__Extracted data entries__:
--- --- ---

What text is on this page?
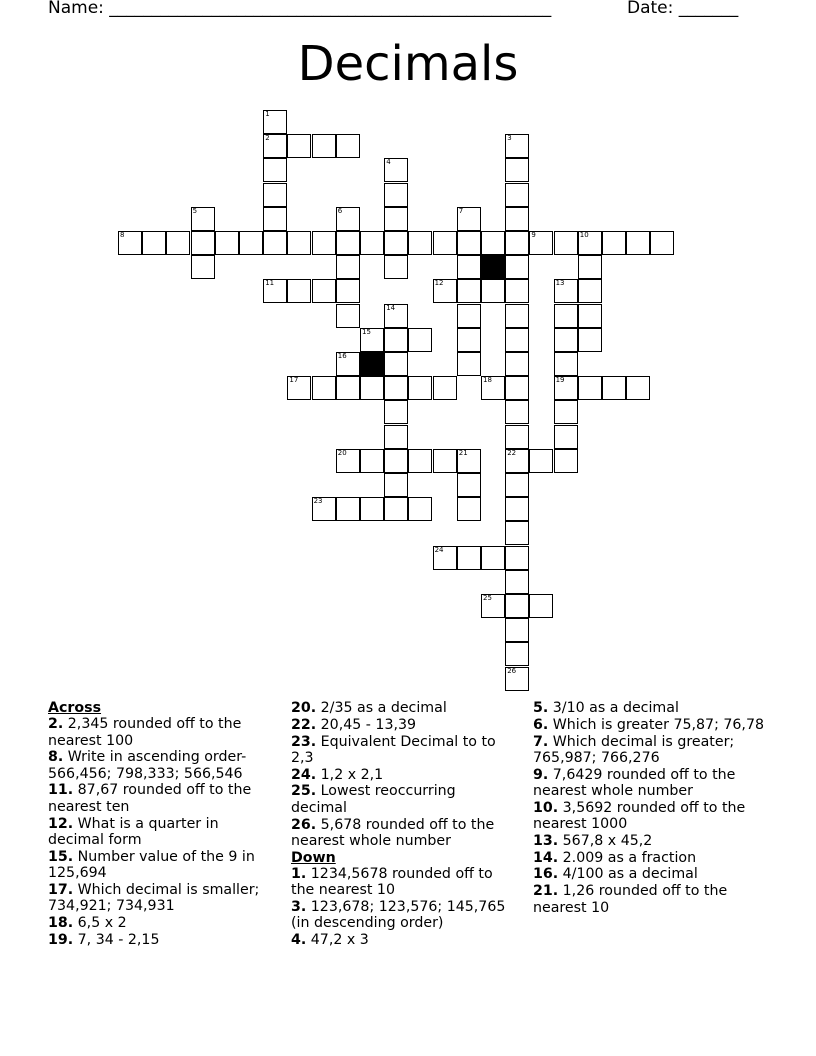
Name: ____________________________________________________	Date: _______
Decimals
1
2	3
4
5	6	7
8	9	10
11	12	13
14
15
16
17	18	19
20	21	22
23
24
25
26
Across
2. 2,345 rounded off to the nearest 100
8. Write in ascending order- 566,456; 798,333; 566,546
11. 87,67 rounded off to the nearest ten
12. What is a quarter in decimal form
15. Number value of the 9 in 125,694
17. Which decimal is smaller; 734,921; 734,931
18. 6,5 x 2
19. 7, 34 - 2,15
20. 2/35 as a decimal
22. 20,45 - 13,39
23. Equivalent Decimal to to 2,3
24. 1,2 x 2,1
25. Lowest reoccurring decimal
26. 5,678 rounded off to the nearest whole number
Down
1. 1234,5678 rounded off to the nearest 10
3. 123,678; 123,576; 145,765 (in descending order)
4. 47,2 x 3
5. 3/10 as a decimal
6. Which is greater 75,87; 76,78
7. Which decimal is greater; 765,987; 766,276
9. 7,6429 rounded off to the nearest whole number
10. 3,5692 rounded off to the nearest 1000
13. 567,8 x 45,2
14. 2.009 as a fraction
16. 4/100 as a decimal
21. 1,26 rounded off to the nearest 10
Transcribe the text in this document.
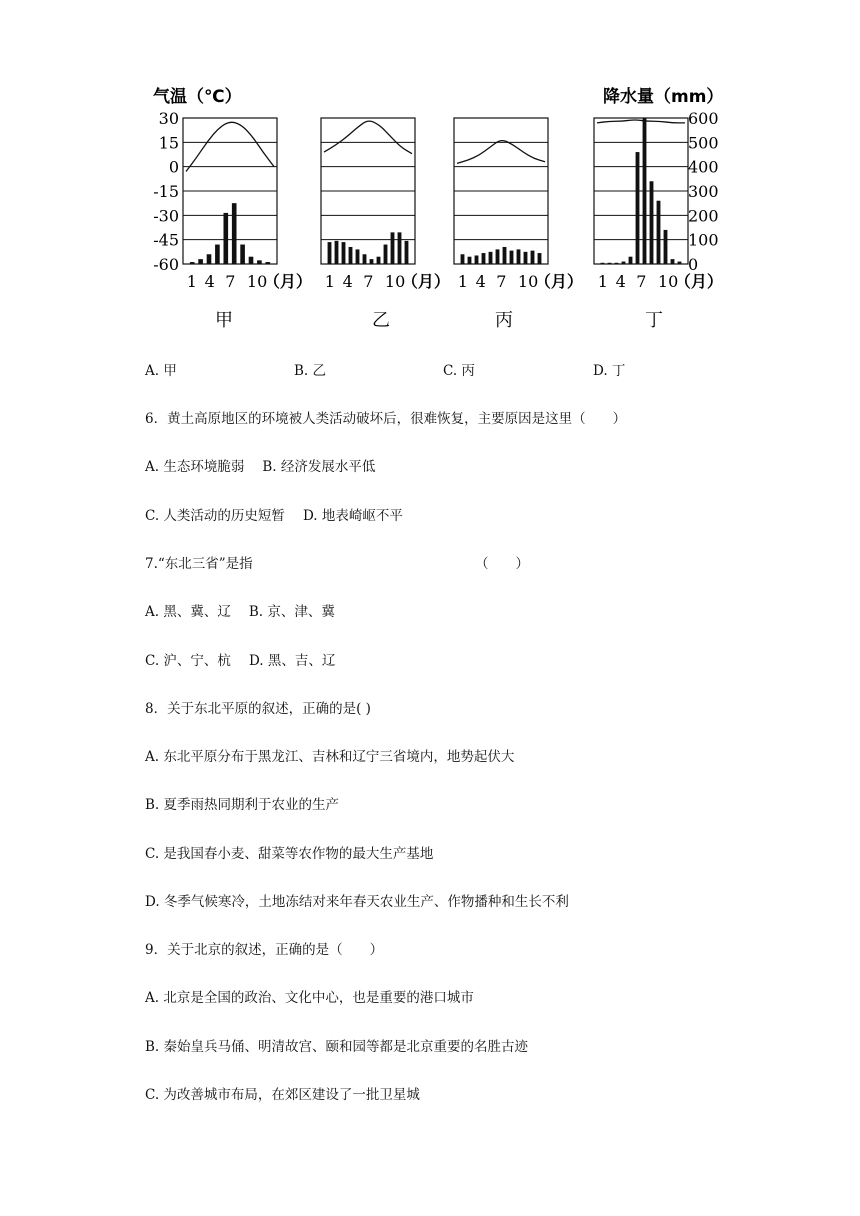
气温（℃）	降水量（mm）
30
15
0
-15
-30
-45
-60
600
500
400
300
200
100
0
1 4 7 10
（月）
甲
1 4 7 10
（月）
乙
1 4 7 10
（月）
丙
1 4 7 10
（月）
丁
A. 甲	B. 乙	C. 丙	D. 丁
6．黄土高原地区的环境被人类活动破坏后，很难恢复，主要原因是这里（　　）
A. 生态环境脆弱 B. 经济发展水平低
C. 人类活动的历史短暂 D. 地表崎岖不平
7.“东北三省”是指	（　　）
A. 黑、冀、辽 B. 京、津、冀
C. 沪、宁、杭 D. 黑、吉、辽
8．关于东北平原的叙述，正确的是( )
A. 东北平原分布于黑龙江、吉林和辽宁三省境内，地势起伏大
B. 夏季雨热同期利于农业的生产
C. 是我国春小麦、甜菜等农作物的最大生产基地
D. 冬季气候寒冷，土地冻结对来年春天农业生产、作物播种和生长不利
9．关于北京的叙述，正确的是（　　）
A. 北京是全国的政治、文化中心，也是重要的港口城市
B. 秦始皇兵马俑、明清故宫、颐和园等都是北京重要的名胜古迹
C. 为改善城市布局，在郊区建设了一批卫星城
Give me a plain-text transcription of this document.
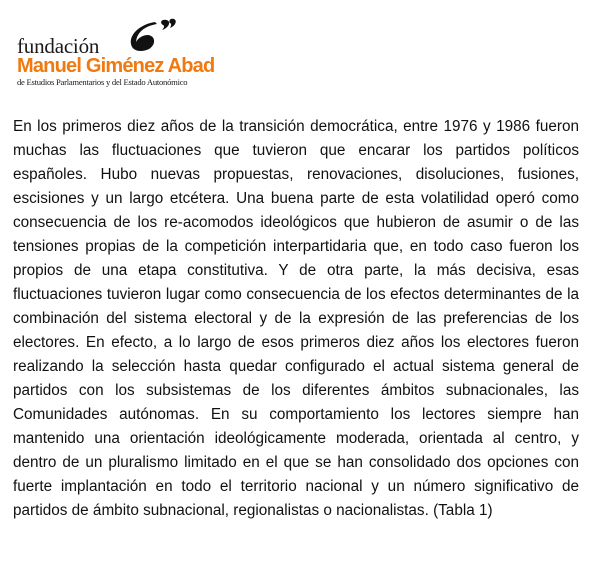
fundación
Manuel Giménez Abad
de Estudios Parlamentarios y del Estado Autonómico

En los primeros diez años de la transición democrática, entre 1976 y 1986 fueron muchas las fluctuaciones que tuvieron que encarar los partidos políticos españoles. Hubo nuevas propuestas, renovaciones, disoluciones, fusiones, escisiones y un largo etcétera. Una buena parte de esta volatilidad operó como consecuencia de los re-acomodos ideológicos que hubieron de asumir o de las tensiones propias de la competición interpartidaria que, en todo caso fueron los propios de una etapa constitutiva. Y de otra parte, la más decisiva, esas fluctuaciones tuvieron lugar como consecuencia de los efectos determinantes de la combinación del sistema electoral y de la expresión de las preferencias de los electores. En efecto, a lo largo de esos primeros diez años los electores fueron realizando la selección hasta quedar configurado el actual sistema general de partidos con los subsistemas de los diferentes ámbitos subnacionales, las Comunidades autónomas. En su comportamiento los lectores siempre han mantenido una orientación ideológicamente moderada, orientada al centro, y dentro de un pluralismo limitado en el que se han consolidado dos opciones con fuerte implantación en todo el territorio nacional y un número significativo de partidos de ámbito subnacional, regionalistas o nacionalistas. (Tabla 1)
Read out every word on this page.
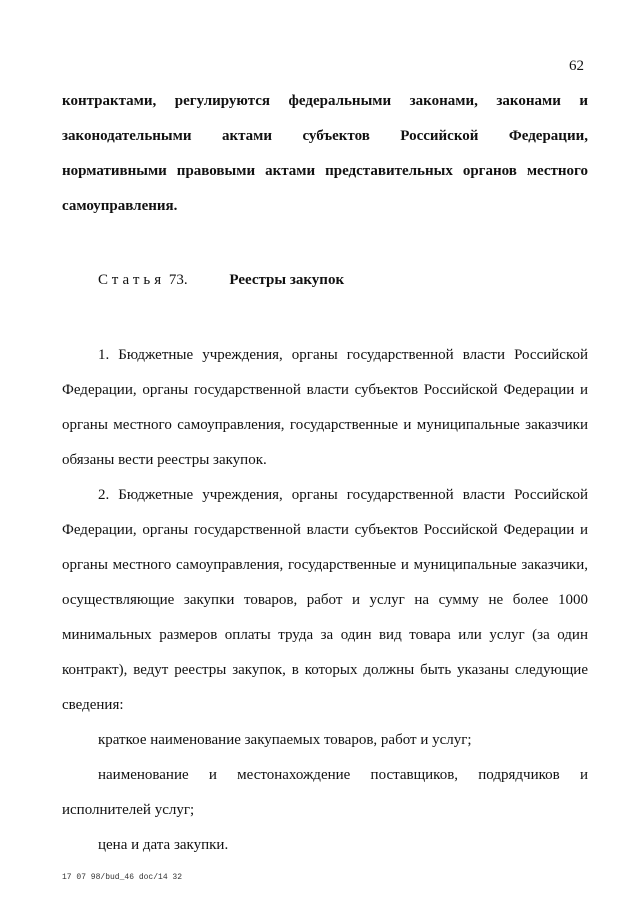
62

контрактами, регулируются федеральными законами, законами и

законодательными актами субъектов Российской Федерации, нормативными правовыми актами представительных органов местного самоуправления.

Статья 73.	Реестры закупок

1. Бюджетные учреждения, органы государственной власти Российской Федерации, органы государственной власти субъектов Российской Федерации и органы местного самоуправления, государственные и муниципальные заказчики обязаны вести реестры закупок.

2. Бюджетные учреждения, органы государственной власти Российской Федерации, органы государственной власти субъектов Российской Федерации и органы местного самоуправления, государственные и муниципальные заказчики, осуществляющие закупки товаров, работ и услуг на сумму не более 1000 минимальных размеров оплаты труда за один вид товара или услуг (за один контракт), ведут реестры закупок, в которых должны быть указаны следующие сведения:

краткое наименование закупаемых товаров, работ и услуг;

наименование и местонахождение поставщиков, подрядчиков и исполнителей услуг;

цена и дата закупки.

17 07 98/bud_46 doc/14 32
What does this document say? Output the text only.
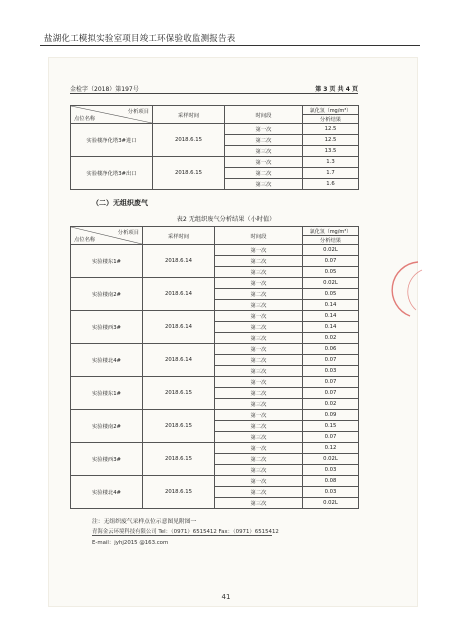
盐湖化工模拟实验室项目竣工环保验收监测报告表
金检字（2018）第197号	第 3 页 共 4 页
分析项目
点位名称	采样时间	时间段	氯化氢（mg/m³）
			分析结果
实验楼净化塔3#进口	2018.6.15	第一次	12.5
		第二次	12.5
		第三次	13.5
实验楼净化塔3#出口	2018.6.15	第一次	1.3
		第二次	1.7
		第三次	1.6
（二）无组织废气
表2 无组织废气分析结果（小时值）
分析项目
点位名称	采样时间	时间段	氯化氢（mg/m³）
			分析结果
实验楼东1#	2018.6.14	第一次	0.02L
		第二次	0.07
		第三次	0.05
实验楼南2#	2018.6.14	第一次	0.02L
		第二次	0.05
		第三次	0.14
实验楼西3#	2018.6.14	第一次	0.14
		第二次	0.14
		第三次	0.02
实验楼北4#	2018.6.14	第一次	0.06
		第二次	0.07
		第三次	0.03
实验楼东1#	2018.6.15	第一次	0.07
		第二次	0.07
		第三次	0.02
实验楼南2#	2018.6.15	第一次	0.09
		第二次	0.15
		第三次	0.07
实验楼西3#	2018.6.15	第一次	0.12
		第二次	0.02L
		第三次	0.03
实验楼北4#	2018.6.15	第一次	0.08
		第二次	0.03
		第三次	0.02L
注：无组织废气采样点位示意图见附图一
青海金云环境科技有限公司 Tel：（0971）6515412 Fax：（0971）6515412
E-mail：jyhj2015 @163.com
41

--- --- ---

__TO BE DONE__:
Copy out all the data without changing anything, and drop the pictures.

__ANSWER BELOW__:
What text is on this page?
Name: ____________________________________________________	Date: _______
Decimals
1
2	3
4
5	6	7
8	9	10
11	12	13
14
15
16
17	18	19
20	21	22
23
24
25
26
Across
2. 2,345 rounded off to the nearest 100
8. Write in ascending order- 566,456; 798,333; 566,546
11. 87,67 rounded off to the nearest ten
12. What is a quarter in decimal form
15. Number value of the 9 in 125,694
17. Which decimal is smaller; 734,921; 734,931
18. 6,5 x 2
19. 7, 34 - 2,15
20. 2/35 as a decimal
22. 20,45 - 13,39
23. Equivalent Decimal to to 2,3
24. 1,2 x 2,1
25. Lowest reoccurring decimal
26. 5,678 rounded off to the nearest whole number
Down
1. 1234,5678 rounded off to the nearest 10
3. 123,678; 123,576; 145,765 (in descending order)
4. 47,2 x 3
5. 3/10 as a decimal
6. Which is greater 75,87; 76,78
7. Which decimal is greater; 765,987; 766,276
9. 7,6429 rounded off to the nearest whole number
10. 3,5692 rounded off to the nearest 1000
13. 567,8 x 45,2
14. 2.009 as a fraction
16. 4/100 as a decimal
21. 1,26 rounded off to the nearest 10
Transcribe the text in this document.
气温（℃）	降水量（mm）
30
15
0
-15
-30
-45
-60
600
500
400
300
200
100
0
1 4 7 10
（月）
甲
1 4 7 10
（月）
乙
1 4 7 10
（月）
丙
1 4 7 10
（月）
丁
A. 甲	B. 乙	C. 丙	D. 丁
6．黄土高原地区的环境被人类活动破坏后，很难恢复，主要原因是这里（　　）
A. 生态环境脆弱 B. 经济发展水平低
C. 人类活动的历史短暂 D. 地表崎岖不平
7.“东北三省”是指	（　　）
A. 黑、冀、辽 B. 京、津、冀
C. 沪、宁、杭 D. 黑、吉、辽
8．关于东北平原的叙述，正确的是( )
A. 东北平原分布于黑龙江、吉林和辽宁三省境内，地势起伏大
B. 夏季雨热同期利于农业的生产
C. 是我国春小麦、甜菜等农作物的最大生产基地
D. 冬季气候寒冷，土地冻结对来年春天农业生产、作物播种和生长不利
9．关于北京的叙述，正确的是（　　）
A. 北京是全国的政治、文化中心，也是重要的港口城市
B. 秦始皇兵马俑、明清故宫、颐和园等都是北京重要的名胜古迹
C. 为改善城市布局，在郊区建设了一批卫星城
Give me a plain-text transcription of this document.
fundación
Manuel Giménez Abad
de Estudios Parlamentarios y del Estado Autonómico

En los primeros diez años de la transición democrática, entre 1976 y 1986 fueron muchas las fluctuaciones que tuvieron que encarar los partidos políticos españoles. Hubo nuevas propuestas, renovaciones, disoluciones, fusiones, escisiones y un largo etcétera. Una buena parte de esta volatilidad operó como consecuencia de los re-acomodos ideológicos que hubieron de asumir o de las tensiones propias de la competición interpartidaria que, en todo caso fueron los propios de una etapa constitutiva. Y de otra parte, la más decisiva, esas fluctuaciones tuvieron lugar como consecuencia de los efectos determinantes de la combinación del sistema electoral y de la expresión de las preferencias de los electores. En efecto, a lo largo de esos primeros diez años los electores fueron realizando la selección hasta quedar configurado el actual sistema general de partidos con los subsistemas de los diferentes ámbitos subnacionales, las Comunidades autónomas. En su comportamiento los lectores siempre han mantenido una orientación ideológicamente moderada, orientada al centro, y dentro de un pluralismo limitado en el que se han consolidado dos opciones con fuerte implantación en todo el territorio nacional y un número significativo de partidos de ámbito subnacional, regionalistas o nacionalistas. (Tabla 1)
Read out every word on this page.
62

контрактами, регулируются федеральными законами, законами и

законодательными актами субъектов Российской Федерации, нормативными правовыми актами представительных органов местного самоуправления.

Статья 73.	Реестры закупок

1. Бюджетные учреждения, органы государственной власти Российской Федерации, органы государственной власти субъектов Российской Федерации и органы местного самоуправления, государственные и муниципальные заказчики обязаны вести реестры закупок.

2. Бюджетные учреждения, органы государственной власти Российской Федерации, органы государственной власти субъектов Российской Федерации и органы местного самоуправления, государственные и муниципальные заказчики, осуществляющие закупки товаров, работ и услуг на сумму не более 1000 минимальных размеров оплаты труда за один вид товара или услуг (за один контракт), ведут реестры закупок, в которых должны быть указаны следующие сведения:

краткое наименование закупаемых товаров, работ и услуг;

наименование и местонахождение поставщиков, подрядчиков и исполнителей услуг;

цена и дата закупки.

17 07 98/bud_46 doc/14 32
What does this document say? Output the text only.
盐湖化工模拟实验室项目竣工环保验收监测报告表
金检字（2018）第197号	第 3 页 共 4 页
分析项目
点位名称	采样时间	时间段	氯化氢（mg/m³）
			分析结果
实验楼净化塔3#进口	2018.6.15	第一次	12.5
		第二次	12.5
		第三次	13.5
实验楼净化塔3#出口	2018.6.15	第一次	1.3
		第二次	1.7
		第三次	1.6
（二）无组织废气
表2 无组织废气分析结果（小时值）
分析项目
点位名称	采样时间	时间段	氯化氢（mg/m³）
			分析结果
实验楼东1#	2018.6.14	第一次	0.02L
		第二次	0.07
		第三次	0.05
实验楼南2#	2018.6.14	第一次	0.02L
		第二次	0.05
		第三次	0.14
实验楼西3#	2018.6.14	第一次	0.14
		第二次	0.14
		第三次	0.02
实验楼北4#	2018.6.14	第一次	0.06
		第二次	0.07
		第三次	0.03
实验楼东1#	2018.6.15	第一次	0.07
		第二次	0.07
		第三次	0.02
实验楼南2#	2018.6.15	第一次	0.09
		第二次	0.15
		第三次	0.07
实验楼西3#	2018.6.15	第一次	0.12
		第二次	0.02L
		第三次	0.03
实验楼北4#	2018.6.15	第一次	0.08
		第二次	0.03
		第三次	0.02L
注：无组织废气采样点位示意图见附图一
青海金云环境科技有限公司 Tel：（0971）6515412 Fax：（0971）6515412
E-mail：jyhj2015 @163.com
41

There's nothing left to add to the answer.